Job:
Copy each line of the records below without changing anything.
====
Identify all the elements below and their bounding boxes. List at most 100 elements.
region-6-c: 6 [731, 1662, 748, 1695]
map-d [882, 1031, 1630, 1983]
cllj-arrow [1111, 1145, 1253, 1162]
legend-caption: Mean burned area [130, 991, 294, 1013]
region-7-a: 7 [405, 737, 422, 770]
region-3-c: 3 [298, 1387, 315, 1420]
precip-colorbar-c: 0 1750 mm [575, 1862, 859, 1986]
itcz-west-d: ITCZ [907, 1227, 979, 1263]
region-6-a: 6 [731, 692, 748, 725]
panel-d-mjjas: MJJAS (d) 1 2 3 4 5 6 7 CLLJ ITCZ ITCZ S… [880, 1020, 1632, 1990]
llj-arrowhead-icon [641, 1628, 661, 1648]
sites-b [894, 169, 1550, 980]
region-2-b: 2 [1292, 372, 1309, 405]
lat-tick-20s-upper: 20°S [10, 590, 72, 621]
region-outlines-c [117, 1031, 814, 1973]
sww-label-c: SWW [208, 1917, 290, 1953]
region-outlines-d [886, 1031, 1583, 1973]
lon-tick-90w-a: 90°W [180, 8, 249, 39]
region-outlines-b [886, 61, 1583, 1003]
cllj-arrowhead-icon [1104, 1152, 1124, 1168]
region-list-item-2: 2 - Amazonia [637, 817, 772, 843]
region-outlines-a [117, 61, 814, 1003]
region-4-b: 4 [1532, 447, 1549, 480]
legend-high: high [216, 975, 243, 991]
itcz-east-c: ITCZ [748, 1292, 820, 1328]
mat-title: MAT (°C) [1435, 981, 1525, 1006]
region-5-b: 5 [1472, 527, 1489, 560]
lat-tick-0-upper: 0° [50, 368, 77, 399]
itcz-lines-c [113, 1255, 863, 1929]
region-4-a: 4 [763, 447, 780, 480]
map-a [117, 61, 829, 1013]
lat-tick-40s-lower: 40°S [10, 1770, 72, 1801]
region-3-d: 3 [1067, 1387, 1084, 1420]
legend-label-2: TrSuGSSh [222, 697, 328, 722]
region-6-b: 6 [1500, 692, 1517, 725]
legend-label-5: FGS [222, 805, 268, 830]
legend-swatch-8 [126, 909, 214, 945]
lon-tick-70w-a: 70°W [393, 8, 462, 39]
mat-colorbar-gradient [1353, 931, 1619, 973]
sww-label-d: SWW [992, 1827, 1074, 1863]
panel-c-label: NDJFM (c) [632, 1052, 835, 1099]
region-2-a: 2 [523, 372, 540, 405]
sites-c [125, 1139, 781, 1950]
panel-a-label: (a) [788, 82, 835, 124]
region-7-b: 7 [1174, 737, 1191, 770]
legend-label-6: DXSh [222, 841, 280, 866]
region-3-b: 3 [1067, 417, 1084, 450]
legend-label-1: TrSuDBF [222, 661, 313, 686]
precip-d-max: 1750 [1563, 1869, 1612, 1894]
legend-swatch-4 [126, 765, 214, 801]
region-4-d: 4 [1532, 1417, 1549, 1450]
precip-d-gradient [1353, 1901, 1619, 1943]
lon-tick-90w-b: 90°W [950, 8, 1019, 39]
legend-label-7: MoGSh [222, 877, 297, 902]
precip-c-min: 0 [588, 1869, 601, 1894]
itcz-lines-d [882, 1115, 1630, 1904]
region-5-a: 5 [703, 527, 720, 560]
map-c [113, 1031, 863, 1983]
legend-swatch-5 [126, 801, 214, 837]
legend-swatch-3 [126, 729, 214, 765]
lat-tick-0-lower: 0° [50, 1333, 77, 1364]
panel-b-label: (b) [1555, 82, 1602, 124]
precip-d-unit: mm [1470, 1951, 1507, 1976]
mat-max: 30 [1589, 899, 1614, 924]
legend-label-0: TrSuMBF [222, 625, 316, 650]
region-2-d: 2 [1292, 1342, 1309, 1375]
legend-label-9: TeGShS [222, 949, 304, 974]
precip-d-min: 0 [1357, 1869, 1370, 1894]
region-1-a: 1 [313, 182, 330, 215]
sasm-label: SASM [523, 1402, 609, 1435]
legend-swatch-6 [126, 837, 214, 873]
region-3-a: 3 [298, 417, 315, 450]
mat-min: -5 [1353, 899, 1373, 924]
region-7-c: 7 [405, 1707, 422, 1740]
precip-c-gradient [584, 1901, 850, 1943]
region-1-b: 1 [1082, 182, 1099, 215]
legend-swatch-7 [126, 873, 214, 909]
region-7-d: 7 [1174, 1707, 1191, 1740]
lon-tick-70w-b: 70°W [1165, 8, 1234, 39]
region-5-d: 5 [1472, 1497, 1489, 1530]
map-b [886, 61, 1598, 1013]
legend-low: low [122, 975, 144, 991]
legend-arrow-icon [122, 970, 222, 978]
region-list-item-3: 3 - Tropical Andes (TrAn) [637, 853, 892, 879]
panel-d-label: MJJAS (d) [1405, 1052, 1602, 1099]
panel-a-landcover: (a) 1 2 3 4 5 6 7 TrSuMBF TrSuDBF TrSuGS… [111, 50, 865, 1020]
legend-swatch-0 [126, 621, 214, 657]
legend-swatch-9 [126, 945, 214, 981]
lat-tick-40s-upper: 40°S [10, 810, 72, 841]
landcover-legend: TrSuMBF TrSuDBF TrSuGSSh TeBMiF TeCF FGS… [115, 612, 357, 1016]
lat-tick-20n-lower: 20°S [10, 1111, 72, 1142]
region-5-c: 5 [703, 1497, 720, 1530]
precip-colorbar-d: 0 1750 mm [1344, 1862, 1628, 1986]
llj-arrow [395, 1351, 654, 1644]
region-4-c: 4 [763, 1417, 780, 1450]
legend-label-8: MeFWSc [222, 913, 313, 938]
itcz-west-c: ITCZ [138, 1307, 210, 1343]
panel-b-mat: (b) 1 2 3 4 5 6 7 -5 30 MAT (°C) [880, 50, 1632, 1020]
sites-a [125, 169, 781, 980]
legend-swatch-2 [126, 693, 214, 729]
====
Solution for this problem:
Identify all the elements below and their bounding boxes. List at most 100 elements.
region-6-c: 6 [731, 1662, 748, 1695]
map-d [882, 1031, 1630, 1983]
cllj-arrow [1111, 1145, 1253, 1162]
legend-caption: Mean burned area [130, 991, 294, 1013]
region-7-a: 7 [405, 737, 422, 770]
region-3-c: 3 [298, 1387, 315, 1420]
precip-colorbar-c: 0 1750 mm [575, 1862, 859, 1986]
itcz-west-d: ITCZ [907, 1227, 979, 1263]
region-6-a: 6 [731, 692, 748, 725]
panel-d-mjjas: MJJAS (d) 1 2 3 4 5 6 7 CLLJ ITCZ ITCZ S… [880, 1020, 1632, 1990]
llj-arrowhead-icon [641, 1628, 661, 1648]
sites-b [894, 169, 1550, 980]
region-2-b: 2 [1292, 372, 1309, 405]
lat-tick-20s-upper: 20°S [10, 590, 72, 621]
region-outlines-c [117, 1031, 814, 1973]
sww-label-c: SWW [208, 1917, 290, 1953]
region-outlines-d [886, 1031, 1583, 1973]
lon-tick-90w-a: 90°W [180, 8, 249, 39]
region-outlines-b [886, 61, 1583, 1003]
cllj-arrowhead-icon [1104, 1152, 1124, 1168]
region-list-item-2: 2 - Amazonia [637, 817, 772, 843]
region-outlines-a [117, 61, 814, 1003]
region-4-b: 4 [1532, 447, 1549, 480]
legend-high: high [216, 975, 243, 991]
itcz-east-c: ITCZ [748, 1292, 820, 1328]
mat-title: MAT (°C) [1435, 981, 1525, 1006]
region-5-b: 5 [1472, 527, 1489, 560]
lat-tick-0-upper: 0° [50, 368, 77, 399]
itcz-lines-c [113, 1255, 863, 1929]
region-4-a: 4 [763, 447, 780, 480]
map-a [117, 61, 829, 1013]
lat-tick-40s-lower: 40°S [10, 1770, 72, 1801]
region-3-d: 3 [1067, 1387, 1084, 1420]
legend-label-2: TrSuGSSh [222, 697, 328, 722]
region-6-b: 6 [1500, 692, 1517, 725]
legend-label-5: FGS [222, 805, 268, 830]
legend-swatch-8 [126, 909, 214, 945]
lon-tick-70w-a: 70°W [393, 8, 462, 39]
mat-colorbar-gradient [1353, 931, 1619, 973]
sww-label-d: SWW [992, 1827, 1074, 1863]
panel-c-label: NDJFM (c) [632, 1052, 835, 1099]
region-2-a: 2 [523, 372, 540, 405]
sites-c [125, 1139, 781, 1950]
panel-a-label: (a) [788, 82, 835, 124]
region-7-b: 7 [1174, 737, 1191, 770]
legend-label-6: DXSh [222, 841, 280, 866]
region-3-b: 3 [1067, 417, 1084, 450]
legend-label-1: TrSuDBF [222, 661, 313, 686]
precip-d-max: 1750 [1563, 1869, 1612, 1894]
legend-swatch-4 [126, 765, 214, 801]
region-4-d: 4 [1532, 1417, 1549, 1450]
precip-d-gradient [1353, 1901, 1619, 1943]
lon-tick-90w-b: 90°W [950, 8, 1019, 39]
legend-label-7: MoGSh [222, 877, 297, 902]
precip-c-min: 0 [588, 1869, 601, 1894]
itcz-lines-d [882, 1115, 1630, 1904]
region-5-a: 5 [703, 527, 720, 560]
map-c [113, 1031, 863, 1983]
legend-swatch-5 [126, 801, 214, 837]
legend-swatch-3 [126, 729, 214, 765]
lat-tick-0-lower: 0° [50, 1333, 77, 1364]
panel-b-label: (b) [1555, 82, 1602, 124]
precip-d-unit: mm [1470, 1951, 1507, 1976]
mat-max: 30 [1589, 899, 1614, 924]
legend-label-0: TrSuMBF [222, 625, 316, 650]
region-2-d: 2 [1292, 1342, 1309, 1375]
legend-label-9: TeGShS [222, 949, 304, 974]
precip-d-min: 0 [1357, 1869, 1370, 1894]
region-1-a: 1 [313, 182, 330, 215]
sasm-label: SASM [523, 1402, 609, 1435]
legend-swatch-6 [126, 837, 214, 873]
region-3-a: 3 [298, 417, 315, 450]
mat-min: -5 [1353, 899, 1373, 924]
region-7-c: 7 [405, 1707, 422, 1740]
precip-c-gradient [584, 1901, 850, 1943]
region-1-b: 1 [1082, 182, 1099, 215]
legend-swatch-7 [126, 873, 214, 909]
region-7-d: 7 [1174, 1707, 1191, 1740]
lon-tick-70w-b: 70°W [1165, 8, 1234, 39]
region-5-d: 5 [1472, 1497, 1489, 1530]
map-b [886, 61, 1598, 1013]
legend-low: low [122, 975, 144, 991]
legend-arrow-icon [122, 970, 222, 978]
region-list-item-3: 3 - Tropical Andes (TrAn) [637, 853, 892, 879]
panel-d-label: MJJAS (d) [1405, 1052, 1602, 1099]
panel-a-landcover: (a) 1 2 3 4 5 6 7 TrSuMBF TrSuDBF TrSuGS… [111, 50, 865, 1020]
legend-swatch-0 [126, 621, 214, 657]
legend-swatch-9 [126, 945, 214, 981]
lat-tick-40s-upper: 40°S [10, 810, 72, 841]
landcover-legend: TrSuMBF TrSuDBF TrSuGSSh TeBMiF TeCF FGS… [115, 612, 357, 1016]
lat-tick-20n-lower: 20°S [10, 1111, 72, 1142]
region-5-c: 5 [703, 1497, 720, 1530]
precip-colorbar-d: 0 1750 mm [1344, 1862, 1628, 1986]
llj-arrow [395, 1351, 654, 1644]
region-4-c: 4 [763, 1417, 780, 1450]
legend-label-8: MeFWSc [222, 913, 313, 938]
itcz-west-c: ITCZ [138, 1307, 210, 1343]
panel-b-mat: (b) 1 2 3 4 5 6 7 -5 30 MAT (°C) [880, 50, 1632, 1020]
sites-a [125, 169, 781, 980]
legend-swatch-2 [126, 693, 214, 729]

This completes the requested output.